* [BRIEF]:
In the passage on Paul and the Corinthians, for what purpose does Paul's authority exist?

* [DOCUMENT SECTION]:
----

If Paul were defrauding them, these parties must presumably
be in on the scheme. Yet Titus, for whom the Corinthians seem to have some genuine affection, and the other parties all behave themselves in the same scrupulously consistent and transparent fashion. At this point, Paul steps back from his argument.
He wishes to address a potential
misconception. It might appear to some that his epistle is largely an attempt on Paul's part to defend himself, an epistle driven by his own personal interests. However, Paul's authority has never been an end in itself, as if Paul were chiefly concerned about some status that he personally enjoyed on account of it.
No, Paul's authority exists for the purpose of their protection
and edification. These are the things that have concerned Paul throughout. Paul's worry is that, when he comes to them, he may find that they have not set things in order, and that he will have another painful and tense visit, with lingering hostilities from some of the Corinthians towards him, and another visit in which he will have to cause the Corinthians grief by sharp rebuke.

----

* [GIVEN DATA]:
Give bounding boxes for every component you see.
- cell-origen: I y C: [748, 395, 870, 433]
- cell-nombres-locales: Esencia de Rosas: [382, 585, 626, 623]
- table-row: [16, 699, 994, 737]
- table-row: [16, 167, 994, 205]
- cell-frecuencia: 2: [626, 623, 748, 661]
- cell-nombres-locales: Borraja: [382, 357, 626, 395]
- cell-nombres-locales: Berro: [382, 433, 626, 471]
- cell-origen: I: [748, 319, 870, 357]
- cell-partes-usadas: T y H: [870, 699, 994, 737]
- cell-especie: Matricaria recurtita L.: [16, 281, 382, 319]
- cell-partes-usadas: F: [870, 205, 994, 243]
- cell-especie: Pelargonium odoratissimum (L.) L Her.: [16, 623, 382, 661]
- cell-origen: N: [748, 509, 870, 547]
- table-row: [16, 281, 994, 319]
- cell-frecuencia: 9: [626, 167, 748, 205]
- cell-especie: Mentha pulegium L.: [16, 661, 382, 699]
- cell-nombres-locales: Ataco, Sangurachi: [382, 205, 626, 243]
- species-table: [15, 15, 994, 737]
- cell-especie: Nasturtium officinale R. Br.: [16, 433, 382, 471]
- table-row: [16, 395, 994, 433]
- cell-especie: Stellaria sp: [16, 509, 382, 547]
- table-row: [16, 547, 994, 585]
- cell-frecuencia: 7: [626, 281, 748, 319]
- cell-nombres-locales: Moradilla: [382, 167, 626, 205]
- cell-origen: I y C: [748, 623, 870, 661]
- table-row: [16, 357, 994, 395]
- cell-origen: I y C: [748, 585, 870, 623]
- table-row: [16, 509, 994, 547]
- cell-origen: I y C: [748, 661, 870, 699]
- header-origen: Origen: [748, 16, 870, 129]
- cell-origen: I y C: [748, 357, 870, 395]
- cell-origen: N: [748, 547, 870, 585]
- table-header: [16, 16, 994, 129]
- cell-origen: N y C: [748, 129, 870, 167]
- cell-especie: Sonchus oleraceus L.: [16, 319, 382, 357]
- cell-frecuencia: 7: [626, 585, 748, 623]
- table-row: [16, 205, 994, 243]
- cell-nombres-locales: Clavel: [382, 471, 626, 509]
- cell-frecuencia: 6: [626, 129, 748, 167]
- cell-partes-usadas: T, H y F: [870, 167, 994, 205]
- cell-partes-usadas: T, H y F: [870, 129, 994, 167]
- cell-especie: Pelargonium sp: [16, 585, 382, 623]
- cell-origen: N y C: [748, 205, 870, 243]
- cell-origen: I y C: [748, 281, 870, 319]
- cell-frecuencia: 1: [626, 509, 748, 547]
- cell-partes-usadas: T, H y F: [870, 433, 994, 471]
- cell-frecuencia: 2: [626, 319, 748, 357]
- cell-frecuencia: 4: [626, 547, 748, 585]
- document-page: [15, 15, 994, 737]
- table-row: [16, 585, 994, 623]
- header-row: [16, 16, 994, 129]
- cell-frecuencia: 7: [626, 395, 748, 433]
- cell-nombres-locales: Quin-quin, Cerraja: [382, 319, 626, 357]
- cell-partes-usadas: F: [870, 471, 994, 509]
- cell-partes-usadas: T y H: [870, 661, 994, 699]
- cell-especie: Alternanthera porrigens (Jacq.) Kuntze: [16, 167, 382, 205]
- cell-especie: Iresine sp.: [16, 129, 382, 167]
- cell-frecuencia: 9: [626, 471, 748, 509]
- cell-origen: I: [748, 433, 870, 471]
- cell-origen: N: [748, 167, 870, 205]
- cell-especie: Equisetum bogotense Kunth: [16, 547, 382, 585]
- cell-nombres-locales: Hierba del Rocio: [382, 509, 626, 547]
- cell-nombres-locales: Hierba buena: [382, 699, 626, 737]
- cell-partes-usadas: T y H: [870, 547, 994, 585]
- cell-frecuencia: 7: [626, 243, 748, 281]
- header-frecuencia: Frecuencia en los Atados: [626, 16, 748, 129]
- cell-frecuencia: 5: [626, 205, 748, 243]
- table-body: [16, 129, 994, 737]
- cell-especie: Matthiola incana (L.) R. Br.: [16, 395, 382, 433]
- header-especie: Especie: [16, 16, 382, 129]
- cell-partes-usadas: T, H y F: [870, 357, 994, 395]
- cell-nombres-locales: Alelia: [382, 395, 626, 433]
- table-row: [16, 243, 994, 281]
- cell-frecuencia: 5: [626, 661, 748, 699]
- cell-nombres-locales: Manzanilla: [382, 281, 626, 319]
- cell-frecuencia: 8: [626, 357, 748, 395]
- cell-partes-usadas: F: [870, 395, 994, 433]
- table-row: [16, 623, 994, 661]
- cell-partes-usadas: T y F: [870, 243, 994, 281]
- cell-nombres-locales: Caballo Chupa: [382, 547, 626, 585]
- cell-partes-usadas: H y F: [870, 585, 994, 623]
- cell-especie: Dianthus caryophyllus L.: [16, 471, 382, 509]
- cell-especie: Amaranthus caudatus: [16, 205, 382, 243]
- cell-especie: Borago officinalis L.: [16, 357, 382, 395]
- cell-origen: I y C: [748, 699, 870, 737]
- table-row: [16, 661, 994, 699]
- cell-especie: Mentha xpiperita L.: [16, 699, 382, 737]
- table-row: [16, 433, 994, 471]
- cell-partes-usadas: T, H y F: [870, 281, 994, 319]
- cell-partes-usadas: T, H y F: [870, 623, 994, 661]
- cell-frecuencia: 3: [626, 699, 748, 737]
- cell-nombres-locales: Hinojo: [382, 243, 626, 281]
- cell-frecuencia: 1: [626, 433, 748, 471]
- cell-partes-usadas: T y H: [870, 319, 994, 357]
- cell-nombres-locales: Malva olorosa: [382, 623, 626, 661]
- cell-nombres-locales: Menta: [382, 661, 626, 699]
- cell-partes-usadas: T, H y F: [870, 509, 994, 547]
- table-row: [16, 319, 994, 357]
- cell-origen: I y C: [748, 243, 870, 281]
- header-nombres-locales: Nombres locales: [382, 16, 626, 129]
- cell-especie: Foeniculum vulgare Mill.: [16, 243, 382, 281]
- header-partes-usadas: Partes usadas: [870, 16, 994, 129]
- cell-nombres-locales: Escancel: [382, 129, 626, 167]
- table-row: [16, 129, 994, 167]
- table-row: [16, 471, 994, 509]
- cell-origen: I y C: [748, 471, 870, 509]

----

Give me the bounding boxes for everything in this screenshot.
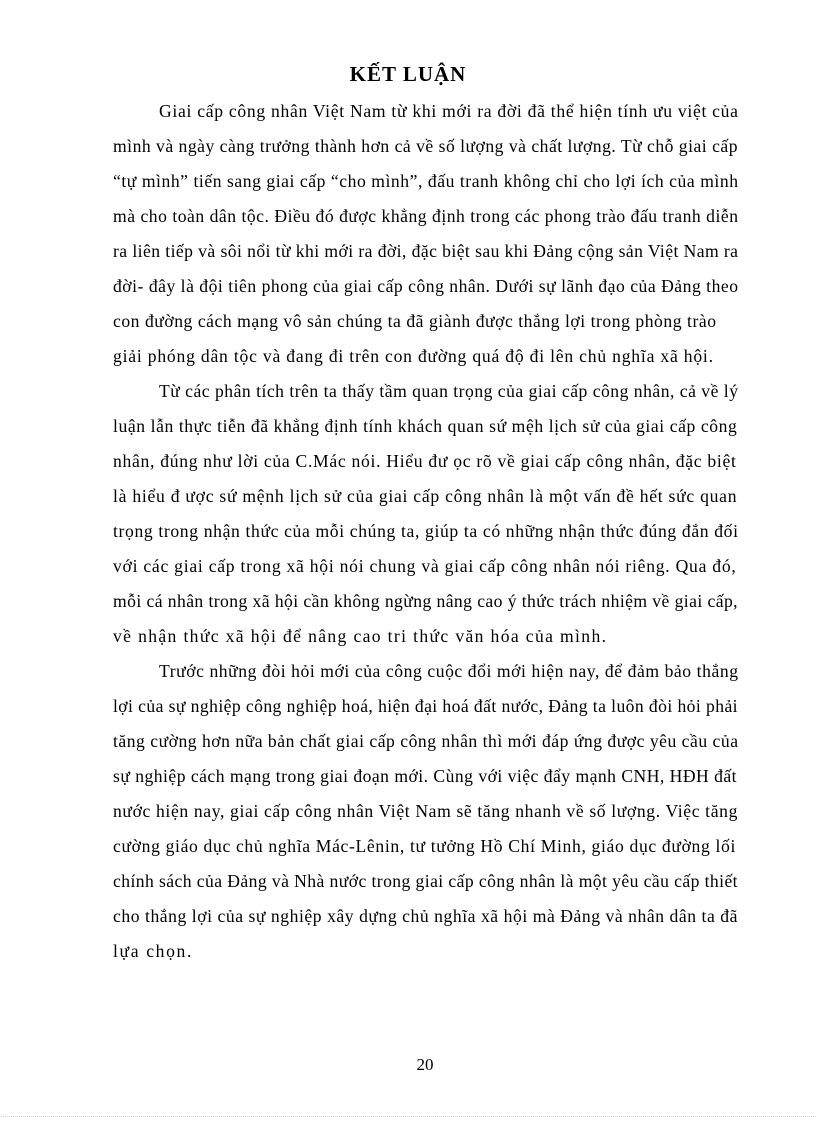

----

* [RESPONSE]:
For the Corinthians' protection and edification.